▸ Records contained in a dataset:
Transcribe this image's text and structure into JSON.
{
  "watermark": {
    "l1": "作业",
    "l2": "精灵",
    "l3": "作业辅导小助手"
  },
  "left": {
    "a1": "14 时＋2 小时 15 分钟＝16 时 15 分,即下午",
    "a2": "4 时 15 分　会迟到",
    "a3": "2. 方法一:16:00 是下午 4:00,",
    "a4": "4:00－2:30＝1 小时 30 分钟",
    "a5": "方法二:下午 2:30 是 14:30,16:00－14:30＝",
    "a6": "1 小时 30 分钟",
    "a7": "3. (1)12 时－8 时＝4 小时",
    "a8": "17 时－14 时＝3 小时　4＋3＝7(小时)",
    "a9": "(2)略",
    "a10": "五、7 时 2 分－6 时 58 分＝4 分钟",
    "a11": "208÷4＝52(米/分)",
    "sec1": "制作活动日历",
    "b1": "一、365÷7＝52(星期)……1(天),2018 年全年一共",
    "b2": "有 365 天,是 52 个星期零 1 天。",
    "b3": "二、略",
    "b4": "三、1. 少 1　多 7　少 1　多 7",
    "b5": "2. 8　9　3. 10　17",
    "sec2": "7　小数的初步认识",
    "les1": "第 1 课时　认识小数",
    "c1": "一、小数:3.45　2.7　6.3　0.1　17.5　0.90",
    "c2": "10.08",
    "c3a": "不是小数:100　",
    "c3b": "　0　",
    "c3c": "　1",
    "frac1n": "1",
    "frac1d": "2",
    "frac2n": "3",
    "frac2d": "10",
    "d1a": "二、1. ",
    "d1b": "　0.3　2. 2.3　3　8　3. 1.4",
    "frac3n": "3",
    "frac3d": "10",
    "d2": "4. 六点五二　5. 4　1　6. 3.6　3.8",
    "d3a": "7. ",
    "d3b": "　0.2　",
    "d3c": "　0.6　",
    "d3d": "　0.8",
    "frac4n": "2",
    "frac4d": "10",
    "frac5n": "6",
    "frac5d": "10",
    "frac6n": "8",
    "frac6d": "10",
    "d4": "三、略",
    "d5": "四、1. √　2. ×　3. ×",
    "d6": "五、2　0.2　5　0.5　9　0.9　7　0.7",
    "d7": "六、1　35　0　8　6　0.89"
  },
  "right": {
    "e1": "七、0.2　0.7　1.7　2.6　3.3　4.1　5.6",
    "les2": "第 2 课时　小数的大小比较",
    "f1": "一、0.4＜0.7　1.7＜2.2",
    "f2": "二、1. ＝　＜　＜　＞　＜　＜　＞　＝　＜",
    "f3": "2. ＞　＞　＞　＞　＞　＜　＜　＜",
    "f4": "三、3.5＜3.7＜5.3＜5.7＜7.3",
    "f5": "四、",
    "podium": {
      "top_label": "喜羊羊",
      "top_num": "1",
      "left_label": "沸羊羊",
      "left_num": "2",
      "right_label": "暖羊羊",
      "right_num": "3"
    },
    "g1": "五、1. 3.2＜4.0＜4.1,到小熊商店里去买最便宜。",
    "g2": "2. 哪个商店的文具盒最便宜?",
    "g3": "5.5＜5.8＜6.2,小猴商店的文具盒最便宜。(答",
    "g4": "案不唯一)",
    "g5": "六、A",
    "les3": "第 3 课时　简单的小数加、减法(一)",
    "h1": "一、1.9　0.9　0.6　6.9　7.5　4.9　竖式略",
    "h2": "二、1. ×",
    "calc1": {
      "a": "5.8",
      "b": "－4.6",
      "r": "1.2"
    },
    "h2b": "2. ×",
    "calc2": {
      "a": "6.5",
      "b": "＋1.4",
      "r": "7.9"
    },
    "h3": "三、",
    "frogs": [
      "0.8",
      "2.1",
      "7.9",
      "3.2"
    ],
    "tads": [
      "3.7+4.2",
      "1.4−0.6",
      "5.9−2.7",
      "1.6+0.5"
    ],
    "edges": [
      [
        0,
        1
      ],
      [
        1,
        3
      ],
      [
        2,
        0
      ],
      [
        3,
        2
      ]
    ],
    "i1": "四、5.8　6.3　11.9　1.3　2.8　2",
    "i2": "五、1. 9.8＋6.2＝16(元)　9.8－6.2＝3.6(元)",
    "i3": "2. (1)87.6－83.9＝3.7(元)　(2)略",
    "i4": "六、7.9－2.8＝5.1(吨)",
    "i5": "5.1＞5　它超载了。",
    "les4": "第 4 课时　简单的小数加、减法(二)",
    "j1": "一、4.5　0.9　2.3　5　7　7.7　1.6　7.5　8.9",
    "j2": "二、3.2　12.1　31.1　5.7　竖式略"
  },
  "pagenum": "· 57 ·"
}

▸ To do:
Using the data above, print every record exactly as shown.

▸ Full solution:
Transcribe this image's text and structure into JSON.
{
  "watermark": {
    "l1": "作业",
    "l2": "精灵",
    "l3": "作业辅导小助手"
  },
  "left": {
    "a1": "14 时＋2 小时 15 分钟＝16 时 15 分,即下午",
    "a2": "4 时 15 分　会迟到",
    "a3": "2. 方法一:16:00 是下午 4:00,",
    "a4": "4:00－2:30＝1 小时 30 分钟",
    "a5": "方法二:下午 2:30 是 14:30,16:00－14:30＝",
    "a6": "1 小时 30 分钟",
    "a7": "3. (1)12 时－8 时＝4 小时",
    "a8": "17 时－14 时＝3 小时　4＋3＝7(小时)",
    "a9": "(2)略",
    "a10": "五、7 时 2 分－6 时 58 分＝4 分钟",
    "a11": "208÷4＝52(米/分)",
    "sec1": "制作活动日历",
    "b1": "一、365÷7＝52(星期)……1(天),2018 年全年一共",
    "b2": "有 365 天,是 52 个星期零 1 天。",
    "b3": "二、略",
    "b4": "三、1. 少 1　多 7　少 1　多 7",
    "b5": "2. 8　9　3. 10　17",
    "sec2": "7　小数的初步认识",
    "les1": "第 1 课时　认识小数",
    "c1": "一、小数:3.45　2.7　6.3　0.1　17.5　0.90",
    "c2": "10.08",
    "c3a": "不是小数:100　",
    "c3b": "　0　",
    "c3c": "　1",
    "frac1n": "1",
    "frac1d": "2",
    "frac2n": "3",
    "frac2d": "10",
    "d1a": "二、1. ",
    "d1b": "　0.3　2. 2.3　3　8　3. 1.4",
    "frac3n": "3",
    "frac3d": "10",
    "d2": "4. 六点五二　5. 4　1　6. 3.6　3.8",
    "d3a": "7. ",
    "d3b": "　0.2　",
    "d3c": "　0.6　",
    "d3d": "　0.8",
    "frac4n": "2",
    "frac4d": "10",
    "frac5n": "6",
    "frac5d": "10",
    "frac6n": "8",
    "frac6d": "10",
    "d4": "三、略",
    "d5": "四、1. √　2. ×　3. ×",
    "d6": "五、2　0.2　5　0.5　9　0.9　7　0.7",
    "d7": "六、1　35　0　8　6　0.89"
  },
  "right": {
    "e1": "七、0.2　0.7　1.7　2.6　3.3　4.1　5.6",
    "les2": "第 2 课时　小数的大小比较",
    "f1": "一、0.4＜0.7　1.7＜2.2",
    "f2": "二、1. ＝　＜　＜　＞　＜　＜　＞　＝　＜",
    "f3": "2. ＞　＞　＞　＞　＞　＜　＜　＜",
    "f4": "三、3.5＜3.7＜5.3＜5.7＜7.3",
    "f5": "四、",
    "podium": {
      "top_label": "喜羊羊",
      "top_num": "1",
      "left_label": "沸羊羊",
      "left_num": "2",
      "right_label": "暖羊羊",
      "right_num": "3"
    },
    "g1": "五、1. 3.2＜4.0＜4.1,到小熊商店里去买最便宜。",
    "g2": "2. 哪个商店的文具盒最便宜?",
    "g3": "5.5＜5.8＜6.2,小猴商店的文具盒最便宜。(答",
    "g4": "案不唯一)",
    "g5": "六、A",
    "les3": "第 3 课时　简单的小数加、减法(一)",
    "h1": "一、1.9　0.9　0.6　6.9　7.5　4.9　竖式略",
    "h2": "二、1. ×",
    "calc1": {
      "a": "5.8",
      "b": "－4.6",
      "r": "1.2"
    },
    "h2b": "2. ×",
    "calc2": {
      "a": "6.5",
      "b": "＋1.4",
      "r": "7.9"
    },
    "h3": "三、",
    "frogs": [
      "0.8",
      "2.1",
      "7.9",
      "3.2"
    ],
    "tads": [
      "3.7+4.2",
      "1.4−0.6",
      "5.9−2.7",
      "1.6+0.5"
    ],
    "edges": [
      [
        0,
        1
      ],
      [
        1,
        3
      ],
      [
        2,
        0
      ],
      [
        3,
        2
      ]
    ],
    "i1": "四、5.8　6.3　11.9　1.3　2.8　2",
    "i2": "五、1. 9.8＋6.2＝16(元)　9.8－6.2＝3.6(元)",
    "i3": "2. (1)87.6－83.9＝3.7(元)　(2)略",
    "i4": "六、7.9－2.8＝5.1(吨)",
    "i5": "5.1＞5　它超载了。",
    "les4": "第 4 课时　简单的小数加、减法(二)",
    "j1": "一、4.5　0.9　2.3　5　7　7.7　1.6　7.5　8.9",
    "j2": "二、3.2　12.1　31.1　5.7　竖式略"
  },
  "pagenum": "· 57 ·"
}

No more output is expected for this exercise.